## Problem details
Reproduce every line of the records below verbatim, keeping each line's characters and order unchanged.

## Recorded information

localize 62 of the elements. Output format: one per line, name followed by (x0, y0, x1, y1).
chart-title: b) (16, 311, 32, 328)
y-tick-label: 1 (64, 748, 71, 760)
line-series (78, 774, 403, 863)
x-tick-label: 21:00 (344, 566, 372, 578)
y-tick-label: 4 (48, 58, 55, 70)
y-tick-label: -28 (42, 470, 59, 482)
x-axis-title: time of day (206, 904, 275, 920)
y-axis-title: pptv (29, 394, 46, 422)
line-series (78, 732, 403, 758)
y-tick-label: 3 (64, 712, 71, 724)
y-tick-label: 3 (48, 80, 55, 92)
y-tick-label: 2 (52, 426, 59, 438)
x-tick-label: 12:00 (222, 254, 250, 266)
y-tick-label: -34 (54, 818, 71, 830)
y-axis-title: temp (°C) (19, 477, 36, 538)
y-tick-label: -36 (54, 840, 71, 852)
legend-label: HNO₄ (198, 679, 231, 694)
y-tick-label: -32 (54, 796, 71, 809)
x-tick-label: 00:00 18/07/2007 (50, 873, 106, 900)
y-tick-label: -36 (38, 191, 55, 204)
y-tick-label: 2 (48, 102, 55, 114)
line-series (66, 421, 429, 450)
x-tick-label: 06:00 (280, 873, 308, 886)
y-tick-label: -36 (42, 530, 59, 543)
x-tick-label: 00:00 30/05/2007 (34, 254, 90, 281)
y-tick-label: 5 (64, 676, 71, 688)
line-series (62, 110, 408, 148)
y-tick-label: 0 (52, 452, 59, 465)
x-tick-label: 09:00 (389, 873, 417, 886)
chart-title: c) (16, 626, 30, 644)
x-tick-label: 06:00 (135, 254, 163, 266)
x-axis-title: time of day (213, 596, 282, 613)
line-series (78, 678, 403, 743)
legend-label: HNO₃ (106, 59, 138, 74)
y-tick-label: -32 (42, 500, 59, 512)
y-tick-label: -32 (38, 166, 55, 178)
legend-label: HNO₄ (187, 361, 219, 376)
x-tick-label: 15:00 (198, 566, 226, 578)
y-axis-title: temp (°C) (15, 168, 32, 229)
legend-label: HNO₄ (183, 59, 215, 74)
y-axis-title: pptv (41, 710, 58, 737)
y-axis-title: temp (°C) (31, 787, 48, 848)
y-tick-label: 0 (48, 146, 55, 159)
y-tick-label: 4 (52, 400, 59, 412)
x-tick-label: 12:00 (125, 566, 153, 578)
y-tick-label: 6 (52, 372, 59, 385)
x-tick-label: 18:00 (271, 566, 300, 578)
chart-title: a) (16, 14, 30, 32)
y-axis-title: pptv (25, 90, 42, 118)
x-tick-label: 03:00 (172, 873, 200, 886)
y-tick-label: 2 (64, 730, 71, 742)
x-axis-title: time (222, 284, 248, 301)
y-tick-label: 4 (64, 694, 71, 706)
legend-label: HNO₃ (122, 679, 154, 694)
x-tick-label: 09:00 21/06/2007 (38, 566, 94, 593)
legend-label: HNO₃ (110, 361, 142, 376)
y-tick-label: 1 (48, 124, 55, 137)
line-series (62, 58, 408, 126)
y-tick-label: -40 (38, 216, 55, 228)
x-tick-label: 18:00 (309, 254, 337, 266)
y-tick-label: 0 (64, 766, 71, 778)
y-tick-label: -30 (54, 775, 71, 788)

## Correct answer
localize 62 of the elements. Output format: one per line, name followed by (x0, y0, x1, y1).
chart-title: b) (16, 311, 32, 328)
y-tick-label: 1 (64, 748, 71, 760)
line-series (78, 774, 403, 863)
x-tick-label: 21:00 (344, 566, 372, 578)
y-tick-label: 4 (48, 58, 55, 70)
y-tick-label: -28 (42, 470, 59, 482)
x-axis-title: time of day (206, 904, 275, 920)
y-axis-title: pptv (29, 394, 46, 422)
line-series (78, 732, 403, 758)
y-tick-label: 3 (64, 712, 71, 724)
y-tick-label: 3 (48, 80, 55, 92)
y-tick-label: 2 (52, 426, 59, 438)
x-tick-label: 12:00 (222, 254, 250, 266)
y-tick-label: -34 (54, 818, 71, 830)
y-axis-title: temp (°C) (19, 477, 36, 538)
y-tick-label: -36 (54, 840, 71, 852)
legend-label: HNO₄ (198, 679, 231, 694)
y-tick-label: -32 (54, 796, 71, 809)
x-tick-label: 00:00 18/07/2007 (50, 873, 106, 900)
y-tick-label: -36 (38, 191, 55, 204)
y-tick-label: 2 (48, 102, 55, 114)
line-series (66, 421, 429, 450)
x-tick-label: 06:00 (280, 873, 308, 886)
y-tick-label: -36 (42, 530, 59, 543)
x-tick-label: 00:00 30/05/2007 (34, 254, 90, 281)
y-tick-label: 5 (64, 676, 71, 688)
line-series (62, 110, 408, 148)
y-tick-label: 0 (52, 452, 59, 465)
x-tick-label: 09:00 (389, 873, 417, 886)
chart-title: c) (16, 626, 30, 644)
x-tick-label: 06:00 (135, 254, 163, 266)
x-axis-title: time of day (213, 596, 282, 613)
line-series (78, 678, 403, 743)
legend-label: HNO₃ (106, 59, 138, 74)
y-tick-label: -32 (42, 500, 59, 512)
y-tick-label: -32 (38, 166, 55, 178)
legend-label: HNO₄ (187, 361, 219, 376)
x-tick-label: 15:00 (198, 566, 226, 578)
y-axis-title: temp (°C) (15, 168, 32, 229)
legend-label: HNO₄ (183, 59, 215, 74)
y-axis-title: pptv (41, 710, 58, 737)
y-axis-title: temp (°C) (31, 787, 48, 848)
y-tick-label: 0 (48, 146, 55, 159)
y-tick-label: 4 (52, 400, 59, 412)
x-tick-label: 12:00 (125, 566, 153, 578)
y-tick-label: 6 (52, 372, 59, 385)
x-tick-label: 18:00 (271, 566, 300, 578)
chart-title: a) (16, 14, 30, 32)
y-axis-title: pptv (25, 90, 42, 118)
x-tick-label: 03:00 (172, 873, 200, 886)
y-tick-label: 2 (64, 730, 71, 742)
x-axis-title: time (222, 284, 248, 301)
y-tick-label: 4 (64, 694, 71, 706)
legend-label: HNO₃ (122, 679, 154, 694)
x-tick-label: 09:00 21/06/2007 (38, 566, 94, 593)
legend-label: HNO₃ (110, 361, 142, 376)
y-tick-label: 1 (48, 124, 55, 137)
line-series (62, 58, 408, 126)
y-tick-label: -40 (38, 216, 55, 228)
x-tick-label: 18:00 (309, 254, 337, 266)
y-tick-label: 0 (64, 766, 71, 778)
y-tick-label: -30 (54, 775, 71, 788)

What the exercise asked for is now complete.